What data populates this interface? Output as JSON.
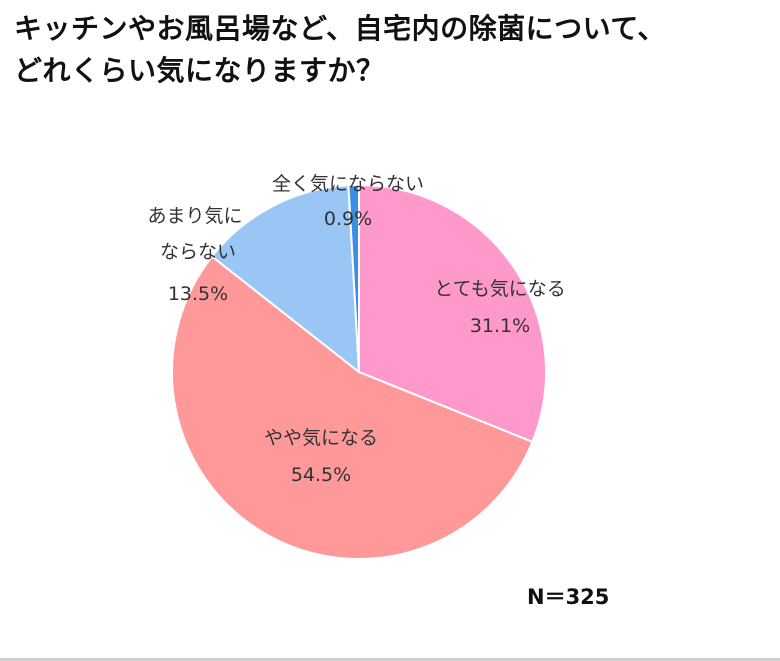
{
  "chart_data": {
    "type": "pie",
    "title_lines": [
      "キッチンやお風呂場など、自宅内の除菌について、",
      "どれくらい気になりますか？"
    ],
    "categories": [
      "とても気になる",
      "やや気になる",
      "あまり気に ならない",
      "全く気にならない"
    ],
    "values": [
      31.1,
      54.5,
      13.5,
      0.9
    ],
    "value_labels": [
      "31.1%",
      "54.5%",
      "13.5%",
      "0.9%"
    ],
    "colors": [
      "#ff99cc",
      "#ff9999",
      "#99c6f5",
      "#3a8ee6"
    ],
    "direction": "clockwise-from-top",
    "sample_size": "N＝325"
  }
}
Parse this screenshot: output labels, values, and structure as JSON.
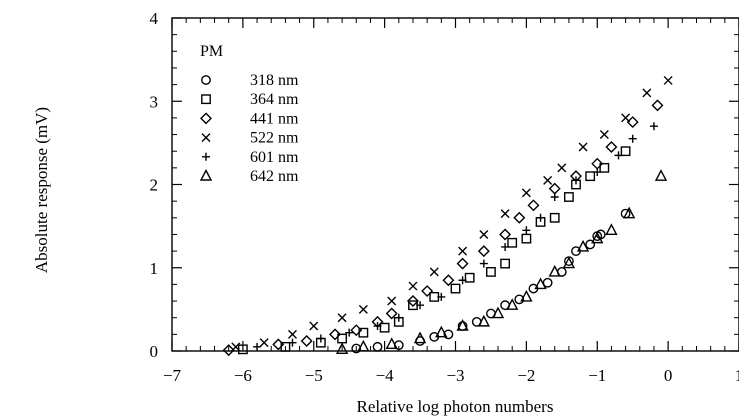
{
  "chart_data": {
    "type": "scatter",
    "title": "",
    "xlabel": "Relative log photon numbers",
    "ylabel": "Absolute response (mV)",
    "xlim": [
      -7,
      1
    ],
    "ylim": [
      0,
      4
    ],
    "x_ticks": [
      -7,
      -6,
      -5,
      -4,
      -3,
      -2,
      -1,
      0,
      1
    ],
    "x_tick_labels": [
      "−7",
      "−6",
      "−5",
      "−4",
      "−3",
      "−2",
      "−1",
      "0",
      "1"
    ],
    "y_ticks": [
      0,
      1,
      2,
      3,
      4
    ],
    "y_tick_labels": [
      "0",
      "1",
      "2",
      "3",
      "4"
    ],
    "grid": false,
    "legend": {
      "title": "PM",
      "placement": "top-left"
    },
    "series": [
      {
        "name": "318 nm",
        "marker": "circle",
        "points": [
          [
            -4.4,
            0.03
          ],
          [
            -4.1,
            0.05
          ],
          [
            -3.8,
            0.07
          ],
          [
            -3.5,
            0.12
          ],
          [
            -3.3,
            0.17
          ],
          [
            -3.1,
            0.2
          ],
          [
            -2.9,
            0.3
          ],
          [
            -2.7,
            0.35
          ],
          [
            -2.5,
            0.45
          ],
          [
            -2.3,
            0.55
          ],
          [
            -2.1,
            0.62
          ],
          [
            -1.9,
            0.75
          ],
          [
            -1.7,
            0.82
          ],
          [
            -1.5,
            0.95
          ],
          [
            -1.4,
            1.08
          ],
          [
            -1.3,
            1.2
          ],
          [
            -1.1,
            1.28
          ],
          [
            -1.0,
            1.38
          ],
          [
            -0.95,
            1.4
          ],
          [
            -0.6,
            1.65
          ]
        ]
      },
      {
        "name": "364 nm",
        "marker": "square",
        "points": [
          [
            -6.0,
            0.02
          ],
          [
            -5.4,
            0.05
          ],
          [
            -4.9,
            0.1
          ],
          [
            -4.6,
            0.15
          ],
          [
            -4.3,
            0.22
          ],
          [
            -4.0,
            0.28
          ],
          [
            -3.8,
            0.35
          ],
          [
            -3.6,
            0.55
          ],
          [
            -3.3,
            0.65
          ],
          [
            -3.0,
            0.75
          ],
          [
            -2.8,
            0.88
          ],
          [
            -2.5,
            0.95
          ],
          [
            -2.3,
            1.05
          ],
          [
            -2.2,
            1.3
          ],
          [
            -2.0,
            1.35
          ],
          [
            -1.8,
            1.55
          ],
          [
            -1.6,
            1.6
          ],
          [
            -1.4,
            1.85
          ],
          [
            -1.3,
            2.0
          ],
          [
            -1.1,
            2.1
          ],
          [
            -0.9,
            2.2
          ],
          [
            -0.6,
            2.4
          ]
        ]
      },
      {
        "name": "441 nm",
        "marker": "diamond",
        "points": [
          [
            -6.2,
            0.01
          ],
          [
            -5.5,
            0.08
          ],
          [
            -5.1,
            0.12
          ],
          [
            -4.7,
            0.2
          ],
          [
            -4.4,
            0.25
          ],
          [
            -4.1,
            0.35
          ],
          [
            -3.9,
            0.45
          ],
          [
            -3.6,
            0.6
          ],
          [
            -3.4,
            0.72
          ],
          [
            -3.1,
            0.85
          ],
          [
            -2.9,
            1.05
          ],
          [
            -2.6,
            1.2
          ],
          [
            -2.3,
            1.4
          ],
          [
            -2.1,
            1.6
          ],
          [
            -1.9,
            1.75
          ],
          [
            -1.6,
            1.95
          ],
          [
            -1.3,
            2.1
          ],
          [
            -1.0,
            2.25
          ],
          [
            -0.8,
            2.45
          ],
          [
            -0.5,
            2.75
          ],
          [
            -0.15,
            2.95
          ]
        ]
      },
      {
        "name": "522 nm",
        "marker": "cross",
        "points": [
          [
            -6.1,
            0.05
          ],
          [
            -5.7,
            0.1
          ],
          [
            -5.3,
            0.2
          ],
          [
            -5.0,
            0.3
          ],
          [
            -4.6,
            0.4
          ],
          [
            -4.3,
            0.5
          ],
          [
            -3.9,
            0.6
          ],
          [
            -3.6,
            0.78
          ],
          [
            -3.3,
            0.95
          ],
          [
            -2.9,
            1.2
          ],
          [
            -2.6,
            1.4
          ],
          [
            -2.3,
            1.65
          ],
          [
            -2.0,
            1.9
          ],
          [
            -1.7,
            2.05
          ],
          [
            -1.5,
            2.2
          ],
          [
            -1.2,
            2.45
          ],
          [
            -0.9,
            2.6
          ],
          [
            -0.6,
            2.8
          ],
          [
            -0.3,
            3.1
          ],
          [
            0.0,
            3.25
          ]
        ]
      },
      {
        "name": "601 nm",
        "marker": "plus",
        "points": [
          [
            -5.8,
            0.05
          ],
          [
            -5.3,
            0.1
          ],
          [
            -4.9,
            0.15
          ],
          [
            -4.5,
            0.22
          ],
          [
            -4.1,
            0.3
          ],
          [
            -3.8,
            0.4
          ],
          [
            -3.5,
            0.55
          ],
          [
            -3.2,
            0.65
          ],
          [
            -2.9,
            0.85
          ],
          [
            -2.6,
            1.05
          ],
          [
            -2.3,
            1.25
          ],
          [
            -2.0,
            1.45
          ],
          [
            -1.8,
            1.6
          ],
          [
            -1.6,
            1.85
          ],
          [
            -1.3,
            2.05
          ],
          [
            -1.0,
            2.15
          ],
          [
            -0.7,
            2.35
          ],
          [
            -0.5,
            2.55
          ],
          [
            -0.2,
            2.7
          ]
        ]
      },
      {
        "name": "642 nm",
        "marker": "triangle",
        "points": [
          [
            -4.6,
            0.02
          ],
          [
            -4.3,
            0.05
          ],
          [
            -3.9,
            0.08
          ],
          [
            -3.5,
            0.15
          ],
          [
            -3.2,
            0.22
          ],
          [
            -2.9,
            0.3
          ],
          [
            -2.6,
            0.35
          ],
          [
            -2.4,
            0.45
          ],
          [
            -2.2,
            0.55
          ],
          [
            -2.0,
            0.65
          ],
          [
            -1.8,
            0.8
          ],
          [
            -1.6,
            0.95
          ],
          [
            -1.4,
            1.05
          ],
          [
            -1.2,
            1.25
          ],
          [
            -1.0,
            1.35
          ],
          [
            -0.8,
            1.45
          ],
          [
            -0.55,
            1.65
          ],
          [
            -0.1,
            2.1
          ]
        ]
      }
    ]
  }
}
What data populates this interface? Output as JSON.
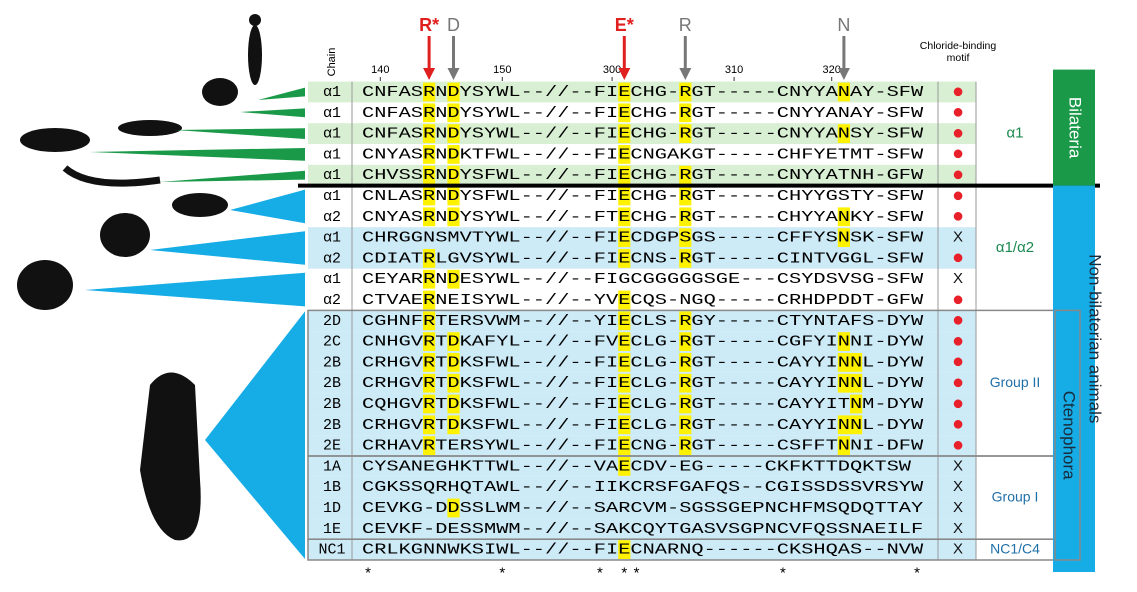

──────

### DO THIS
Reproduce the full material exactly, excluding the pictures.

### OUTPUT BELOW
What data populates this interface? Output as JSON.
{
  "chart_data": {
    "type": "pie",
    "title_lines": [
      "キッチンやお風呂場など、自宅内の除菌について、",
      "どれくらい気になりますか？"
    ],
    "categories": [
      "とても気になる",
      "やや気になる",
      "あまり気に ならない",
      "全く気にならない"
    ],
    "values": [
      31.1,
      54.5,
      13.5,
      0.9
    ],
    "value_labels": [
      "31.1%",
      "54.5%",
      "13.5%",
      "0.9%"
    ],
    "colors": [
      "#ff99cc",
      "#ff9999",
      "#99c6f5",
      "#3a8ee6"
    ],
    "direction": "clockwise-from-top",
    "sample_size": "N＝325"
  }
}
Parse this screenshot: output labels, values, and structure as JSON.
{
  "chart_data": {
    "type": "scatter",
    "title": "",
    "xlabel": "Relative log photon numbers",
    "ylabel": "Absolute response (mV)",
    "xlim": [
      -7,
      1
    ],
    "ylim": [
      0,
      4
    ],
    "x_ticks": [
      -7,
      -6,
      -5,
      -4,
      -3,
      -2,
      -1,
      0,
      1
    ],
    "x_tick_labels": [
      "−7",
      "−6",
      "−5",
      "−4",
      "−3",
      "−2",
      "−1",
      "0",
      "1"
    ],
    "y_ticks": [
      0,
      1,
      2,
      3,
      4
    ],
    "y_tick_labels": [
      "0",
      "1",
      "2",
      "3",
      "4"
    ],
    "grid": false,
    "legend": {
      "title": "PM",
      "placement": "top-left"
    },
    "series": [
      {
        "name": "318 nm",
        "marker": "circle",
        "points": [
          [
            -4.4,
            0.03
          ],
          [
            -4.1,
            0.05
          ],
          [
            -3.8,
            0.07
          ],
          [
            -3.5,
            0.12
          ],
          [
            -3.3,
            0.17
          ],
          [
            -3.1,
            0.2
          ],
          [
            -2.9,
            0.3
          ],
          [
            -2.7,
            0.35
          ],
          [
            -2.5,
            0.45
          ],
          [
            -2.3,
            0.55
          ],
          [
            -2.1,
            0.62
          ],
          [
            -1.9,
            0.75
          ],
          [
            -1.7,
            0.82
          ],
          [
            -1.5,
            0.95
          ],
          [
            -1.4,
            1.08
          ],
          [
            -1.3,
            1.2
          ],
          [
            -1.1,
            1.28
          ],
          [
            -1.0,
            1.38
          ],
          [
            -0.95,
            1.4
          ],
          [
            -0.6,
            1.65
          ]
        ]
      },
      {
        "name": "364 nm",
        "marker": "square",
        "points": [
          [
            -6.0,
            0.02
          ],
          [
            -5.4,
            0.05
          ],
          [
            -4.9,
            0.1
          ],
          [
            -4.6,
            0.15
          ],
          [
            -4.3,
            0.22
          ],
          [
            -4.0,
            0.28
          ],
          [
            -3.8,
            0.35
          ],
          [
            -3.6,
            0.55
          ],
          [
            -3.3,
            0.65
          ],
          [
            -3.0,
            0.75
          ],
          [
            -2.8,
            0.88
          ],
          [
            -2.5,
            0.95
          ],
          [
            -2.3,
            1.05
          ],
          [
            -2.2,
            1.3
          ],
          [
            -2.0,
            1.35
          ],
          [
            -1.8,
            1.55
          ],
          [
            -1.6,
            1.6
          ],
          [
            -1.4,
            1.85
          ],
          [
            -1.3,
            2.0
          ],
          [
            -1.1,
            2.1
          ],
          [
            -0.9,
            2.2
          ],
          [
            -0.6,
            2.4
          ]
        ]
      },
      {
        "name": "441 nm",
        "marker": "diamond",
        "points": [
          [
            -6.2,
            0.01
          ],
          [
            -5.5,
            0.08
          ],
          [
            -5.1,
            0.12
          ],
          [
            -4.7,
            0.2
          ],
          [
            -4.4,
            0.25
          ],
          [
            -4.1,
            0.35
          ],
          [
            -3.9,
            0.45
          ],
          [
            -3.6,
            0.6
          ],
          [
            -3.4,
            0.72
          ],
          [
            -3.1,
            0.85
          ],
          [
            -2.9,
            1.05
          ],
          [
            -2.6,
            1.2
          ],
          [
            -2.3,
            1.4
          ],
          [
            -2.1,
            1.6
          ],
          [
            -1.9,
            1.75
          ],
          [
            -1.6,
            1.95
          ],
          [
            -1.3,
            2.1
          ],
          [
            -1.0,
            2.25
          ],
          [
            -0.8,
            2.45
          ],
          [
            -0.5,
            2.75
          ],
          [
            -0.15,
            2.95
          ]
        ]
      },
      {
        "name": "522 nm",
        "marker": "cross",
        "points": [
          [
            -6.1,
            0.05
          ],
          [
            -5.7,
            0.1
          ],
          [
            -5.3,
            0.2
          ],
          [
            -5.0,
            0.3
          ],
          [
            -4.6,
            0.4
          ],
          [
            -4.3,
            0.5
          ],
          [
            -3.9,
            0.6
          ],
          [
            -3.6,
            0.78
          ],
          [
            -3.3,
            0.95
          ],
          [
            -2.9,
            1.2
          ],
          [
            -2.6,
            1.4
          ],
          [
            -2.3,
            1.65
          ],
          [
            -2.0,
            1.9
          ],
          [
            -1.7,
            2.05
          ],
          [
            -1.5,
            2.2
          ],
          [
            -1.2,
            2.45
          ],
          [
            -0.9,
            2.6
          ],
          [
            -0.6,
            2.8
          ],
          [
            -0.3,
            3.1
          ],
          [
            0.0,
            3.25
          ]
        ]
      },
      {
        "name": "601 nm",
        "marker": "plus",
        "points": [
          [
            -5.8,
            0.05
          ],
          [
            -5.3,
            0.1
          ],
          [
            -4.9,
            0.15
          ],
          [
            -4.5,
            0.22
          ],
          [
            -4.1,
            0.3
          ],
          [
            -3.8,
            0.4
          ],
          [
            -3.5,
            0.55
          ],
          [
            -3.2,
            0.65
          ],
          [
            -2.9,
            0.85
          ],
          [
            -2.6,
            1.05
          ],
          [
            -2.3,
            1.25
          ],
          [
            -2.0,
            1.45
          ],
          [
            -1.8,
            1.6
          ],
          [
            -1.6,
            1.85
          ],
          [
            -1.3,
            2.05
          ],
          [
            -1.0,
            2.15
          ],
          [
            -0.7,
            2.35
          ],
          [
            -0.5,
            2.55
          ],
          [
            -0.2,
            2.7
          ]
        ]
      },
      {
        "name": "642 nm",
        "marker": "triangle",
        "points": [
          [
            -4.6,
            0.02
          ],
          [
            -4.3,
            0.05
          ],
          [
            -3.9,
            0.08
          ],
          [
            -3.5,
            0.15
          ],
          [
            -3.2,
            0.22
          ],
          [
            -2.9,
            0.3
          ],
          [
            -2.6,
            0.35
          ],
          [
            -2.4,
            0.45
          ],
          [
            -2.2,
            0.55
          ],
          [
            -2.0,
            0.65
          ],
          [
            -1.8,
            0.8
          ],
          [
            -1.6,
            0.95
          ],
          [
            -1.4,
            1.05
          ],
          [
            -1.2,
            1.25
          ],
          [
            -1.0,
            1.35
          ],
          [
            -0.8,
            1.45
          ],
          [
            -0.55,
            1.65
          ],
          [
            -0.1,
            2.1
          ]
        ]
      }
    ]
  }
}
What data populates this interface? Output as JSON.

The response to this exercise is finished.